- Quoted passage -
· · · · · · ·
9/30/2022 c16 JaveHarron
I am really liking Voltaire here. That said, the fight scene started to drag. At risk of a pun, a lot of the blows could have had more impact if you used more vivid language, especially with some of the creative spells being used (Iron Mud being a fav of mine). Instead, it feels like the characters are pulling abilities out of no where. It may work for a frightening foe, but against the heroes, it seems less desperate and at worst silly. It makes it harder to appreciate novel use of spells and powers when they are not detailed first, or even hinted at.
9/30/2022 c15 JaveHarron
Okay, I enjoyed the intro of the Ibis Corps, but a minor point: you later refer to them as the Iblis Corps. Both might be thematically fitting, as one is a scouring bird and the other is an Arabic reference to Satan. While I appreciated the action scenes and set up, a few potential issues: Richard is well aware of ranged weapons, yet he does not incorporate combined arms ambushes like a trained, elite soldier might. The Ibis Corps are a group with more elite capabilities than the gangsters they think they are facing, but the opening salvo of an ambush is often intended to maximize the shock and surprise of a target before they can react. Even in universe, a few Nitro Arrows or area of effect spells, plus conventional long range weapons, could work wonders there.
· · · · · · ·
- Provided information -
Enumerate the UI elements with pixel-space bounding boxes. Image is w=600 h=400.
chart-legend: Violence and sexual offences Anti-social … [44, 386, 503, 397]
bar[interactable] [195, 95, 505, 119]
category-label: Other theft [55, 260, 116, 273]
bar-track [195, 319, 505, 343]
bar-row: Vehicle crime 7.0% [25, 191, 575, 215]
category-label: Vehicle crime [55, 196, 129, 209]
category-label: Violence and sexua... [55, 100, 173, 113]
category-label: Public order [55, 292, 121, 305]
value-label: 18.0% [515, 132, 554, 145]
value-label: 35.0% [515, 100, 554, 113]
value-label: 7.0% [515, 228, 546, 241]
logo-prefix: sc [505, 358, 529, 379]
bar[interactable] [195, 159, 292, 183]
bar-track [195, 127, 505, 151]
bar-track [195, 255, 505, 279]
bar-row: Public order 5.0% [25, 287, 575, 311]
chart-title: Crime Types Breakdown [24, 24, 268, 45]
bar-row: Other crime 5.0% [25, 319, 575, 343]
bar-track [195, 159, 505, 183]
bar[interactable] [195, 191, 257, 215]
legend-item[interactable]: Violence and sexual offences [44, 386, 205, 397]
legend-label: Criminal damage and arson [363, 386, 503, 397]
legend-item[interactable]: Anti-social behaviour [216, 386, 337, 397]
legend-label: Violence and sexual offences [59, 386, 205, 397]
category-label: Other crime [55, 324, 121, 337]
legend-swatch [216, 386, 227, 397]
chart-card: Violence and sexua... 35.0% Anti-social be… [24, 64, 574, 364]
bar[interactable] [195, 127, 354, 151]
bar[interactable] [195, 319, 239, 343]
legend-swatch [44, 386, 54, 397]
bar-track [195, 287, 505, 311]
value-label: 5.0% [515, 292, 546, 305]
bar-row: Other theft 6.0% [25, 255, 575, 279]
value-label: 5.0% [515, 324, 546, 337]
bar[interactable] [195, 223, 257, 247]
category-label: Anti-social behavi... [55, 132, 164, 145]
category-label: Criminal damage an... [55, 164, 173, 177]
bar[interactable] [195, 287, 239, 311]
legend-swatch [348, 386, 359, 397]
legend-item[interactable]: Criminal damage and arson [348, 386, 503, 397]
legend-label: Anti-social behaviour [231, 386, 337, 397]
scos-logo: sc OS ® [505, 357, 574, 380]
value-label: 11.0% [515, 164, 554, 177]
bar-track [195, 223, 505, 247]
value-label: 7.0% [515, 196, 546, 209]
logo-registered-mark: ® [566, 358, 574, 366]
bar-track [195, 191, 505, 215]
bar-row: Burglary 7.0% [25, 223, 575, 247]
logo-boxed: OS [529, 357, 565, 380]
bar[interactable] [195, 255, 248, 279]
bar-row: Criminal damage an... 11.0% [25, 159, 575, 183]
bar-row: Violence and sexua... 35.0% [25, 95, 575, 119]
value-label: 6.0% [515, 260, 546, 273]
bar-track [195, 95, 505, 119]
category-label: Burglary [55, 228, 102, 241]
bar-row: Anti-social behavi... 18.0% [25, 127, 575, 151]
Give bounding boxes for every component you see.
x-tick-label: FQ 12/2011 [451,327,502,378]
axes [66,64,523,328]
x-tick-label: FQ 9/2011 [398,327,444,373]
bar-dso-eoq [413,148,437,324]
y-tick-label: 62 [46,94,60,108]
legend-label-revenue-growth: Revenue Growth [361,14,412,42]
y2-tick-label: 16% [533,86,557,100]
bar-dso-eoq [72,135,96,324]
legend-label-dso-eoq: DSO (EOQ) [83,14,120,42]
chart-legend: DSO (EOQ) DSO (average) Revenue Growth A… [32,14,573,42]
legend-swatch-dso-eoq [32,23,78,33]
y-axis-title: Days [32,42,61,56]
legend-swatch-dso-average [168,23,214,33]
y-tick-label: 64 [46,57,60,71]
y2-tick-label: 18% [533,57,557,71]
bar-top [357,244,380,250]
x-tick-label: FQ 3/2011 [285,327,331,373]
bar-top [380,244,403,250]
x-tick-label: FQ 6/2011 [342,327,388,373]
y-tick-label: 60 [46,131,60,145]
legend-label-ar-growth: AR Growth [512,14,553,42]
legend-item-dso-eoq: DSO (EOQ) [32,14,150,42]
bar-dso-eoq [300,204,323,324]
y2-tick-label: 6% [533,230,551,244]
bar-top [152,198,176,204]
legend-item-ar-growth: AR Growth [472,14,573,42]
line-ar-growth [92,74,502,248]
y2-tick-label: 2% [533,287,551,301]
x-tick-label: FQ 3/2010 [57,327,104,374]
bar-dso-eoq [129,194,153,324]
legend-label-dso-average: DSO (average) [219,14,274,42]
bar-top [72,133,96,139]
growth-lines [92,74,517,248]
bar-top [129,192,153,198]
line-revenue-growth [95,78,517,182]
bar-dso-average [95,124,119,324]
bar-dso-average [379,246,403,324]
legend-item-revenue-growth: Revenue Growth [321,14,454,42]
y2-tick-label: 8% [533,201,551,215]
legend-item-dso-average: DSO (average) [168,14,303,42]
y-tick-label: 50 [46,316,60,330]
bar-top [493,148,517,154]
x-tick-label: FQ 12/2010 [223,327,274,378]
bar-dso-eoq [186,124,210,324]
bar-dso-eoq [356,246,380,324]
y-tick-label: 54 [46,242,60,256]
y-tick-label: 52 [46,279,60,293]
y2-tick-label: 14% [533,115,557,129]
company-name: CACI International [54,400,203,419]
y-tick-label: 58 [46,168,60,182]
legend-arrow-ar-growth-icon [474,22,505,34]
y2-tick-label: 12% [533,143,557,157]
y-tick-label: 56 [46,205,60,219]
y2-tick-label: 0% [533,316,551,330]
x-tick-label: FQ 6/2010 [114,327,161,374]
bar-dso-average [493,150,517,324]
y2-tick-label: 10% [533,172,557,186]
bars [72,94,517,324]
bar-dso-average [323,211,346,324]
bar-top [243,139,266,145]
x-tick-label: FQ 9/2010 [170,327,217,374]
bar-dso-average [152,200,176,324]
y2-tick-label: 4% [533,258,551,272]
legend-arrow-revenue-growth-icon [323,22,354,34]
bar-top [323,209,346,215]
· · · · · · ·
- Exercise set -
(1) In the chapter reviews, which spell does the reviewer call a favorite?
(2) Do these statements agree with the chapter reviews? Answer yes or no for each and quote the deciding words.
(a) The reviewer thinks the fight scene started to drag.
(b) The reviewer says Richard does not know about ranged weapons.
(c) The reviewer points out that the Ibis Corps are later called the Iblis Corps.

- Responses -
(1) Iron Mud.

(2)
(a) Yes: "the fight scene started to drag"
(b) No: "Richard is well aware of ranged weapons"
(c) Yes: "you later refer to them as the Iblis Corps"